= PROVIDED RECORDS =
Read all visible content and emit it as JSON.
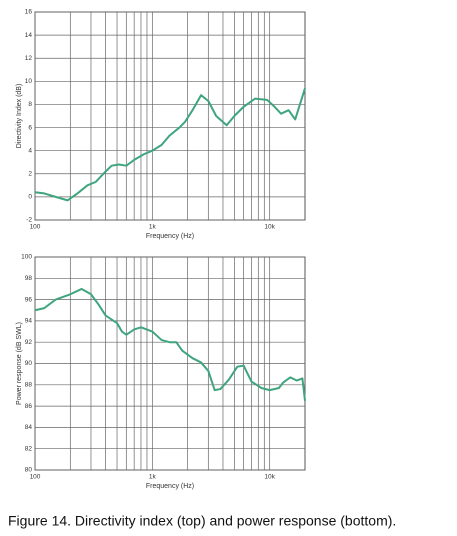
{
  "chart_data": [
    {
      "type": "line",
      "ylabel": "Directivity Index (dB)",
      "xlabel": "Frequency (Hz)",
      "log_x": true,
      "grid": true,
      "color": "#3fa57f",
      "xlim": [
        100,
        20000
      ],
      "ylim": [
        -2,
        16
      ],
      "xticks": [
        100,
        {
          "value": 1000,
          "label": "1k"
        },
        {
          "value": 10000,
          "label": "10k"
        }
      ],
      "x_minor_ticks": [
        200,
        300,
        400,
        500,
        600,
        700,
        800,
        900,
        2000,
        3000,
        4000,
        5000,
        6000,
        7000,
        8000,
        9000
      ],
      "yticks": [
        -2,
        0,
        2,
        4,
        6,
        8,
        10,
        12,
        14,
        16
      ],
      "x": [
        100,
        120,
        150,
        190,
        230,
        280,
        330,
        400,
        450,
        520,
        600,
        700,
        850,
        1000,
        1200,
        1400,
        1700,
        1900,
        2200,
        2600,
        3000,
        3500,
        4300,
        5000,
        6000,
        7500,
        9500,
        11000,
        12500,
        14500,
        16500,
        20000
      ],
      "values": [
        0.4,
        0.3,
        0,
        -0.3,
        0.3,
        1,
        1.3,
        2.2,
        2.7,
        2.8,
        2.7,
        3.2,
        3.7,
        4,
        4.5,
        5.3,
        6,
        6.5,
        7.5,
        8.8,
        8.3,
        7,
        6.2,
        7,
        7.8,
        8.5,
        8.4,
        7.8,
        7.2,
        7.5,
        6.7,
        9.4
      ]
    },
    {
      "type": "line",
      "ylabel": "Power response (dB SWL)",
      "xlabel": "Frequency (Hz)",
      "log_x": true,
      "grid": true,
      "color": "#3fa57f",
      "xlim": [
        100,
        20000
      ],
      "ylim": [
        80,
        100
      ],
      "xticks": [
        100,
        {
          "value": 1000,
          "label": "1k"
        },
        {
          "value": 10000,
          "label": "10k"
        }
      ],
      "x_minor_ticks": [
        200,
        300,
        400,
        500,
        600,
        700,
        800,
        900,
        2000,
        3000,
        4000,
        5000,
        6000,
        7000,
        8000,
        9000
      ],
      "yticks": [
        80,
        82,
        84,
        86,
        88,
        90,
        92,
        94,
        96,
        98,
        100
      ],
      "x": [
        100,
        120,
        150,
        200,
        250,
        300,
        350,
        400,
        500,
        550,
        600,
        700,
        800,
        1000,
        1200,
        1400,
        1600,
        1800,
        2200,
        2600,
        3000,
        3400,
        3800,
        4500,
        5300,
        6000,
        7000,
        8500,
        10000,
        12000,
        13000,
        15000,
        17000,
        19000,
        20000
      ],
      "values": [
        95,
        95.2,
        96,
        96.5,
        97,
        96.5,
        95.5,
        94.5,
        93.8,
        93,
        92.7,
        93.2,
        93.4,
        93,
        92.2,
        92,
        92,
        91.2,
        90.5,
        90.1,
        89.3,
        87.5,
        87.6,
        88.5,
        89.7,
        89.8,
        88.3,
        87.7,
        87.5,
        87.7,
        88.2,
        88.7,
        88.4,
        88.6,
        86.5
      ]
    }
  ],
  "caption": "Figure 14. Directivity index (top) and power response (bottom)."
}
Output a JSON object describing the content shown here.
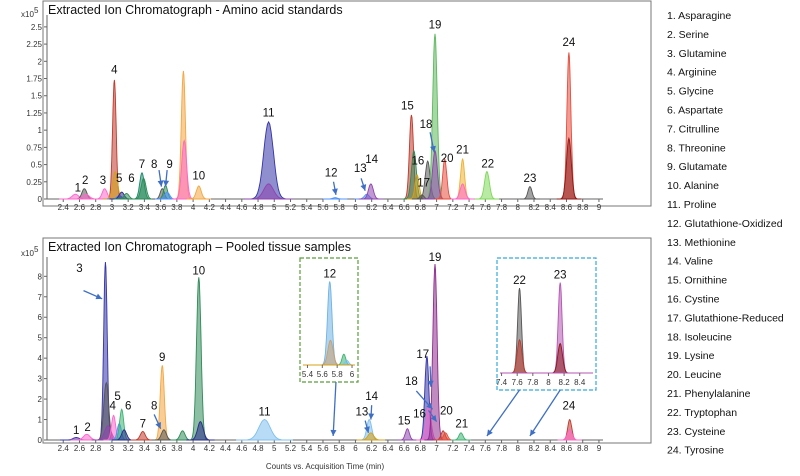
{
  "chart_data": [
    {
      "type": "line",
      "title": "Extracted Ion Chromatograph - Amino acid standards",
      "xlabel": "",
      "ylabel": "",
      "y_scale_label": "x10",
      "y_exponent": "5",
      "ylim": [
        0,
        2.6
      ],
      "y_ticks": [
        "0",
        "0.25",
        "0.5",
        "0.75",
        "1",
        "1.25",
        "1.5",
        "1.75",
        "2",
        "2.25",
        "2.5"
      ],
      "xlim": [
        2.2,
        9.05
      ],
      "x_ticks": [
        "2.4",
        "2.6",
        "2.8",
        "3",
        "3.2",
        "3.4",
        "3.6",
        "3.8",
        "4",
        "4.2",
        "4.4",
        "4.6",
        "4.8",
        "5",
        "5.2",
        "5.4",
        "5.6",
        "5.8",
        "6",
        "6.2",
        "6.4",
        "6.6",
        "6.8",
        "7",
        "7.2",
        "7.4",
        "7.6",
        "7.8",
        "8",
        "8.2",
        "8.4",
        "8.6",
        "8.8",
        "9"
      ],
      "grid": false,
      "legend": "right",
      "peaks": [
        {
          "x": 2.55,
          "h": 0.07,
          "w": 0.04,
          "color": "#ff66cc"
        },
        {
          "x": 2.66,
          "h": 0.15,
          "w": 0.03,
          "color": "#555555"
        },
        {
          "x": 2.68,
          "h": 0.07,
          "w": 0.04,
          "color": "#ff66cc"
        },
        {
          "x": 2.91,
          "h": 0.15,
          "w": 0.03,
          "color": "#ff66cc"
        },
        {
          "x": 3.03,
          "h": 1.73,
          "w": 0.022,
          "color": "#c0392b"
        },
        {
          "x": 3.04,
          "h": 0.4,
          "w": 0.03,
          "color": "#d4a017"
        },
        {
          "x": 3.09,
          "h": 0.05,
          "w": 0.03,
          "color": "#4d94ff"
        },
        {
          "x": 3.12,
          "h": 0.1,
          "w": 0.03,
          "color": "#2a2a8a"
        },
        {
          "x": 3.18,
          "h": 0.08,
          "w": 0.03,
          "color": "#2e8b57"
        },
        {
          "x": 3.37,
          "h": 0.38,
          "w": 0.028,
          "color": "#1a8a6a"
        },
        {
          "x": 3.39,
          "h": 0.3,
          "w": 0.03,
          "color": "#2e8b57"
        },
        {
          "x": 3.62,
          "h": 0.15,
          "w": 0.025,
          "color": "#555555"
        },
        {
          "x": 3.66,
          "h": 0.2,
          "w": 0.025,
          "color": "#2e8b57"
        },
        {
          "x": 3.68,
          "h": 0.1,
          "w": 0.03,
          "color": "#4d94ff"
        },
        {
          "x": 3.88,
          "h": 1.86,
          "w": 0.025,
          "color": "#f4a640"
        },
        {
          "x": 3.89,
          "h": 0.85,
          "w": 0.03,
          "color": "#ff66cc"
        },
        {
          "x": 4.07,
          "h": 0.19,
          "w": 0.03,
          "color": "#f4a640"
        },
        {
          "x": 4.93,
          "h": 1.12,
          "w": 0.06,
          "color": "#3333aa"
        },
        {
          "x": 4.93,
          "h": 0.22,
          "w": 0.06,
          "color": "#8e44ad"
        },
        {
          "x": 5.75,
          "h": 0.02,
          "w": 0.03,
          "color": "#4d94ff"
        },
        {
          "x": 6.14,
          "h": 0.07,
          "w": 0.03,
          "color": "#4d94ff"
        },
        {
          "x": 6.19,
          "h": 0.22,
          "w": 0.03,
          "color": "#8e44ad"
        },
        {
          "x": 6.69,
          "h": 1.22,
          "w": 0.025,
          "color": "#c0392b"
        },
        {
          "x": 6.72,
          "h": 0.7,
          "w": 0.03,
          "color": "#2e8b57"
        },
        {
          "x": 6.76,
          "h": 0.35,
          "w": 0.025,
          "color": "#d4a017"
        },
        {
          "x": 6.82,
          "h": 0.06,
          "w": 0.025,
          "color": "#555555"
        },
        {
          "x": 6.89,
          "h": 0.55,
          "w": 0.03,
          "color": "#555555"
        },
        {
          "x": 6.98,
          "h": 2.4,
          "w": 0.028,
          "color": "#5cb85c"
        },
        {
          "x": 6.98,
          "h": 0.7,
          "w": 0.03,
          "color": "#8e44ad"
        },
        {
          "x": 7.1,
          "h": 0.58,
          "w": 0.025,
          "color": "#e74c3c"
        },
        {
          "x": 7.32,
          "h": 0.58,
          "w": 0.025,
          "color": "#f0b030"
        },
        {
          "x": 7.32,
          "h": 0.22,
          "w": 0.03,
          "color": "#ff66cc"
        },
        {
          "x": 7.62,
          "h": 0.4,
          "w": 0.03,
          "color": "#7ed957"
        },
        {
          "x": 8.15,
          "h": 0.18,
          "w": 0.025,
          "color": "#555555"
        },
        {
          "x": 8.63,
          "h": 2.13,
          "w": 0.025,
          "color": "#e74c3c"
        },
        {
          "x": 8.63,
          "h": 0.88,
          "w": 0.03,
          "color": "#8b1a1a"
        }
      ],
      "labels": [
        {
          "text": "1",
          "x": 2.58,
          "y": 0.11
        },
        {
          "text": "2",
          "x": 2.67,
          "y": 0.22
        },
        {
          "text": "3",
          "x": 2.89,
          "y": 0.22
        },
        {
          "text": "4",
          "x": 3.03,
          "y": 1.82
        },
        {
          "text": "5",
          "x": 3.09,
          "y": 0.25
        },
        {
          "text": "6",
          "x": 3.24,
          "y": 0.25
        },
        {
          "text": "7",
          "x": 3.37,
          "y": 0.45
        },
        {
          "text": "8",
          "x": 3.52,
          "y": 0.45
        },
        {
          "text": "9",
          "x": 3.71,
          "y": 0.45
        },
        {
          "text": "10",
          "x": 4.07,
          "y": 0.28
        },
        {
          "text": "11",
          "x": 4.93,
          "y": 1.2
        },
        {
          "text": "12",
          "x": 5.7,
          "y": 0.33
        },
        {
          "text": "13",
          "x": 6.06,
          "y": 0.39
        },
        {
          "text": "14",
          "x": 6.2,
          "y": 0.52
        },
        {
          "text": "15",
          "x": 6.64,
          "y": 1.3
        },
        {
          "text": "16",
          "x": 6.77,
          "y": 0.5
        },
        {
          "text": "17",
          "x": 6.84,
          "y": 0.18
        },
        {
          "text": "18",
          "x": 6.87,
          "y": 1.03
        },
        {
          "text": "19",
          "x": 6.98,
          "y": 2.48
        },
        {
          "text": "20",
          "x": 7.13,
          "y": 0.54
        },
        {
          "text": "21",
          "x": 7.32,
          "y": 0.66
        },
        {
          "text": "22",
          "x": 7.63,
          "y": 0.46
        },
        {
          "text": "23",
          "x": 8.15,
          "y": 0.25
        },
        {
          "text": "24",
          "x": 8.63,
          "y": 2.22
        }
      ],
      "arrows": [
        {
          "from": [
            3.58,
            0.42
          ],
          "to": [
            3.61,
            0.18
          ]
        },
        {
          "from": [
            3.68,
            0.42
          ],
          "to": [
            3.66,
            0.18
          ]
        },
        {
          "from": [
            5.73,
            0.25
          ],
          "to": [
            5.76,
            0.06
          ]
        },
        {
          "from": [
            6.07,
            0.3
          ],
          "to": [
            6.12,
            0.12
          ]
        },
        {
          "from": [
            6.92,
            0.97
          ],
          "to": [
            6.97,
            0.68
          ]
        }
      ],
      "insets": []
    },
    {
      "type": "line",
      "title": "Extracted Ion Chromatograph – Pooled tissue samples",
      "xlabel": "Counts vs. Acquisition Time (min)",
      "ylabel": "",
      "y_scale_label": "x10",
      "y_exponent": "5",
      "ylim": [
        0,
        8.7
      ],
      "y_ticks": [
        "0",
        "1",
        "2",
        "3",
        "4",
        "5",
        "6",
        "7",
        "8"
      ],
      "xlim": [
        2.2,
        9.05
      ],
      "x_ticks": [
        "2.4",
        "2.6",
        "2.8",
        "3",
        "3.2",
        "3.4",
        "3.6",
        "3.8",
        "4",
        "4.2",
        "4.4",
        "4.6",
        "4.8",
        "5",
        "5.2",
        "5.4",
        "5.6",
        "5.8",
        "6",
        "6.2",
        "6.4",
        "6.6",
        "6.8",
        "7",
        "7.2",
        "7.4",
        "7.6",
        "7.8",
        "8",
        "8.2",
        "8.4",
        "8.6",
        "8.8",
        "9"
      ],
      "grid": false,
      "legend": "right",
      "peaks": [
        {
          "x": 2.56,
          "h": 0.12,
          "w": 0.04,
          "color": "#3333aa"
        },
        {
          "x": 2.69,
          "h": 0.28,
          "w": 0.04,
          "color": "#ff66cc"
        },
        {
          "x": 2.92,
          "h": 8.7,
          "w": 0.022,
          "color": "#3333aa"
        },
        {
          "x": 2.93,
          "h": 2.8,
          "w": 0.03,
          "color": "#555555"
        },
        {
          "x": 2.95,
          "h": 0.7,
          "w": 0.04,
          "color": "#8e44ad"
        },
        {
          "x": 3.02,
          "h": 1.2,
          "w": 0.025,
          "color": "#ff66cc"
        },
        {
          "x": 3.09,
          "h": 0.8,
          "w": 0.025,
          "color": "#4d94ff"
        },
        {
          "x": 3.12,
          "h": 1.5,
          "w": 0.025,
          "color": "#3cb371"
        },
        {
          "x": 3.15,
          "h": 0.5,
          "w": 0.03,
          "color": "#2a2a8a"
        },
        {
          "x": 3.38,
          "h": 0.42,
          "w": 0.03,
          "color": "#c0392b"
        },
        {
          "x": 3.62,
          "h": 3.65,
          "w": 0.025,
          "color": "#f4a640"
        },
        {
          "x": 3.64,
          "h": 0.5,
          "w": 0.03,
          "color": "#555555"
        },
        {
          "x": 3.87,
          "h": 0.45,
          "w": 0.03,
          "color": "#2e8b57"
        },
        {
          "x": 4.07,
          "h": 7.95,
          "w": 0.028,
          "color": "#2e8b57"
        },
        {
          "x": 4.09,
          "h": 0.9,
          "w": 0.035,
          "color": "#2a2a8a"
        },
        {
          "x": 4.88,
          "h": 1.0,
          "w": 0.07,
          "color": "#7fbfef"
        },
        {
          "x": 6.17,
          "h": 1.0,
          "w": 0.03,
          "color": "#7fbfef"
        },
        {
          "x": 6.19,
          "h": 0.35,
          "w": 0.035,
          "color": "#d4a017"
        },
        {
          "x": 6.64,
          "h": 0.55,
          "w": 0.025,
          "color": "#8e44ad"
        },
        {
          "x": 6.88,
          "h": 4.1,
          "w": 0.025,
          "color": "#3333aa"
        },
        {
          "x": 6.9,
          "h": 1.7,
          "w": 0.03,
          "color": "#ff66cc"
        },
        {
          "x": 6.98,
          "h": 8.6,
          "w": 0.026,
          "color": "#8e2b8e"
        },
        {
          "x": 7.08,
          "h": 0.45,
          "w": 0.025,
          "color": "#c0392b"
        },
        {
          "x": 7.11,
          "h": 0.35,
          "w": 0.025,
          "color": "#e74c3c"
        },
        {
          "x": 7.3,
          "h": 0.35,
          "w": 0.025,
          "color": "#3cb371"
        },
        {
          "x": 8.64,
          "h": 1.0,
          "w": 0.025,
          "color": "#c0392b"
        },
        {
          "x": 8.64,
          "h": 0.5,
          "w": 0.03,
          "color": "#ff66cc"
        }
      ],
      "labels": [
        {
          "text": "1",
          "x": 2.56,
          "y": 0.3
        },
        {
          "text": "2",
          "x": 2.7,
          "y": 0.45
        },
        {
          "text": "3",
          "x": 2.6,
          "y": 8.2
        },
        {
          "text": "4",
          "x": 3.01,
          "y": 1.5
        },
        {
          "text": "5",
          "x": 3.07,
          "y": 1.95
        },
        {
          "text": "6",
          "x": 3.2,
          "y": 1.5
        },
        {
          "text": "7",
          "x": 3.38,
          "y": 0.6
        },
        {
          "text": "8",
          "x": 3.52,
          "y": 1.5
        },
        {
          "text": "9",
          "x": 3.62,
          "y": 3.85
        },
        {
          "text": "10",
          "x": 4.07,
          "y": 8.1
        },
        {
          "text": "11",
          "x": 4.88,
          "y": 1.2
        },
        {
          "text": "13",
          "x": 6.08,
          "y": 1.2
        },
        {
          "text": "14",
          "x": 6.2,
          "y": 1.95
        },
        {
          "text": "15",
          "x": 6.6,
          "y": 0.75
        },
        {
          "text": "16",
          "x": 6.79,
          "y": 1.1
        },
        {
          "text": "17",
          "x": 6.83,
          "y": 4.0
        },
        {
          "text": "18",
          "x": 6.69,
          "y": 2.7
        },
        {
          "text": "19",
          "x": 6.98,
          "y": 8.75
        },
        {
          "text": "20",
          "x": 7.12,
          "y": 1.25
        },
        {
          "text": "21",
          "x": 7.31,
          "y": 0.6
        },
        {
          "text": "24",
          "x": 8.63,
          "y": 1.5
        }
      ],
      "arrows": [
        {
          "from": [
            2.65,
            7.3
          ],
          "to": [
            2.88,
            6.9
          ]
        },
        {
          "from": [
            3.52,
            1.25
          ],
          "to": [
            3.6,
            0.55
          ]
        },
        {
          "from": [
            6.12,
            0.95
          ],
          "to": [
            6.16,
            0.35
          ]
        },
        {
          "from": [
            6.2,
            1.7
          ],
          "to": [
            6.19,
            1.0
          ]
        },
        {
          "from": [
            6.75,
            2.4
          ],
          "to": [
            6.95,
            1.5
          ]
        },
        {
          "from": [
            6.92,
            3.6
          ],
          "to": [
            6.93,
            2.6
          ]
        },
        {
          "from": [
            6.9,
            1.45
          ],
          "to": [
            7.0,
            0.9
          ]
        }
      ],
      "insets": [
        {
          "border": "#5a9e3c",
          "xlim": [
            5.34,
            6.04
          ],
          "ylim": [
            0,
            3.2
          ],
          "x_ticks": [
            "5.4",
            "5.6",
            "5.8",
            "6"
          ],
          "label": "12",
          "peaks": [
            {
              "x": 5.7,
              "h": 2.7,
              "w": 0.03,
              "color": "#6fb3e6"
            },
            {
              "x": 5.71,
              "h": 0.8,
              "w": 0.035,
              "color": "#c8a070"
            },
            {
              "x": 5.89,
              "h": 0.35,
              "w": 0.025,
              "color": "#3cb371"
            },
            {
              "x": 5.93,
              "h": 0.15,
              "w": 0.025,
              "color": "#7fbfef"
            }
          ],
          "baseline_color": "#d4a017",
          "pointer_to": 5.75
        },
        {
          "border": "#33aadd",
          "xlim": [
            7.38,
            8.57
          ],
          "ylim": [
            0,
            2.9
          ],
          "x_ticks": [
            "7.4",
            "7.6",
            "7.8",
            "8",
            "8.2",
            "8.4"
          ],
          "labels": [
            "22",
            "23"
          ],
          "peaks": [
            {
              "x": 7.63,
              "h": 2.3,
              "w": 0.025,
              "color": "#555555"
            },
            {
              "x": 7.63,
              "h": 0.9,
              "w": 0.03,
              "color": "#c0392b"
            },
            {
              "x": 8.15,
              "h": 2.45,
              "w": 0.025,
              "color": "#b455b4"
            },
            {
              "x": 8.15,
              "h": 0.8,
              "w": 0.03,
              "color": "#8b1a1a"
            }
          ],
          "baseline_color": "#b455b4",
          "pointer_to": [
            7.62,
            8.15
          ]
        }
      ]
    }
  ],
  "legend": [
    "1. Asparagine",
    "2. Serine",
    "3. Glutamine",
    "4. Arginine",
    "5. Glycine",
    "6. Aspartate",
    "7. Citrulline",
    "8. Threonine",
    "9. Glutamate",
    "10. Alanine",
    "11. Proline",
    "12. Glutathione-Oxidized",
    "13. Methionine",
    "14. Valine",
    "15. Ornithine",
    "16. Cystine",
    "17. Glutathione-Reduced",
    "18. Isoleucine",
    "19. Lysine",
    "20. Leucine",
    "21. Phenylalanine",
    "22. Tryptophan",
    "23. Cysteine",
    "24. Tyrosine"
  ]
}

= INSTRUCTIONS FOR THE TASK =
Search the entries for the word "content", then list each line that holds it.

= ANSWER =
Read all visible content and emit it as JSON.
Output a JSON object describing the content shown here.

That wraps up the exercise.